[Data entries]
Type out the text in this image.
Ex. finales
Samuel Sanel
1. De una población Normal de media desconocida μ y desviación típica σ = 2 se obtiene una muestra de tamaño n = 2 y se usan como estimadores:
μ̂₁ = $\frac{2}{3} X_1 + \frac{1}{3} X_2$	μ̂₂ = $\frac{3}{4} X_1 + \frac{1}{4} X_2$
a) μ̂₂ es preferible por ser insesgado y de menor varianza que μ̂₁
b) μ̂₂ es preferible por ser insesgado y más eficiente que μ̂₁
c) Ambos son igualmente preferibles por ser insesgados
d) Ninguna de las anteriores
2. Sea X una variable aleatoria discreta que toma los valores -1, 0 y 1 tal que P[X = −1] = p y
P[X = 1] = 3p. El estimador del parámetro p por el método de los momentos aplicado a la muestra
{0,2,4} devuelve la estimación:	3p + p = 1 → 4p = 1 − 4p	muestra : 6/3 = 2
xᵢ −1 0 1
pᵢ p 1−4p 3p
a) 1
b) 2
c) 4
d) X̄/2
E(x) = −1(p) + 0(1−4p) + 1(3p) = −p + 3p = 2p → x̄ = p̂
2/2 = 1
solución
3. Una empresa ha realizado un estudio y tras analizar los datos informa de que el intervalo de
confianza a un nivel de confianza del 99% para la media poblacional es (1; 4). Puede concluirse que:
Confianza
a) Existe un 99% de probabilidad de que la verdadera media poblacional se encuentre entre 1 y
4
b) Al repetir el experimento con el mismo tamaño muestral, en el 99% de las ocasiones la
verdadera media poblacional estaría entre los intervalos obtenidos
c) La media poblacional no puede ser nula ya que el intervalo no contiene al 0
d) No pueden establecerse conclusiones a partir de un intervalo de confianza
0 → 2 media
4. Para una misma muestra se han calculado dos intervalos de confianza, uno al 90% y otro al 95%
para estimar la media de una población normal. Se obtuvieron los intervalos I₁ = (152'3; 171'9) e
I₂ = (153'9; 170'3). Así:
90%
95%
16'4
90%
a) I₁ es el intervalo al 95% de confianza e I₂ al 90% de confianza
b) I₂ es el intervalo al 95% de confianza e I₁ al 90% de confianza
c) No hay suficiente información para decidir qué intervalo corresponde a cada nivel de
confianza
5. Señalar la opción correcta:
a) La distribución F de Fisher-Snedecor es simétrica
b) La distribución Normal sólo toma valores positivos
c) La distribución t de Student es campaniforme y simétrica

WRITTEN INSTRUCTION: From the preceding material, extract every line exactly.

FINISHED EXERCISE:
Type out the text in this image.
Ex. finales
Samuel Sanel
1. De una población Normal de media desconocida μ y desviación típica σ = 2 se obtiene una muestra de tamaño n = 2 y se usan como estimadores:
μ̂₁ = $\frac{2}{3} X_1 + \frac{1}{3} X_2$	μ̂₂ = $\frac{3}{4} X_1 + \frac{1}{4} X_2$
a) μ̂₂ es preferible por ser insesgado y de menor varianza que μ̂₁
b) μ̂₂ es preferible por ser insesgado y más eficiente que μ̂₁
c) Ambos son igualmente preferibles por ser insesgados
d) Ninguna de las anteriores
2. Sea X una variable aleatoria discreta que toma los valores -1, 0 y 1 tal que P[X = −1] = p y
P[X = 1] = 3p. El estimador del parámetro p por el método de los momentos aplicado a la muestra
{0,2,4} devuelve la estimación:	3p + p = 1 → 4p = 1 − 4p	muestra : 6/3 = 2
xᵢ −1 0 1
pᵢ p 1−4p 3p
a) 1
b) 2
c) 4
d) X̄/2
E(x) = −1(p) + 0(1−4p) + 1(3p) = −p + 3p = 2p → x̄ = p̂
2/2 = 1
solución
3. Una empresa ha realizado un estudio y tras analizar los datos informa de que el intervalo de
confianza a un nivel de confianza del 99% para la media poblacional es (1; 4). Puede concluirse que:
Confianza
a) Existe un 99% de probabilidad de que la verdadera media poblacional se encuentre entre 1 y
4
b) Al repetir el experimento con el mismo tamaño muestral, en el 99% de las ocasiones la
verdadera media poblacional estaría entre los intervalos obtenidos
c) La media poblacional no puede ser nula ya que el intervalo no contiene al 0
d) No pueden establecerse conclusiones a partir de un intervalo de confianza
0 → 2 media
4. Para una misma muestra se han calculado dos intervalos de confianza, uno al 90% y otro al 95%
para estimar la media de una población normal. Se obtuvieron los intervalos I₁ = (152'3; 171'9) e
I₂ = (153'9; 170'3). Así:
90%
95%
16'4
90%
a) I₁ es el intervalo al 95% de confianza e I₂ al 90% de confianza
b) I₂ es el intervalo al 95% de confianza e I₁ al 90% de confianza
c) No hay suficiente información para decidir qué intervalo corresponde a cada nivel de
confianza
5. Señalar la opción correcta:
a) La distribución F de Fisher-Snedecor es simétrica
b) La distribución Normal sólo toma valores positivos
c) La distribución t de Student es campaniforme y simétrica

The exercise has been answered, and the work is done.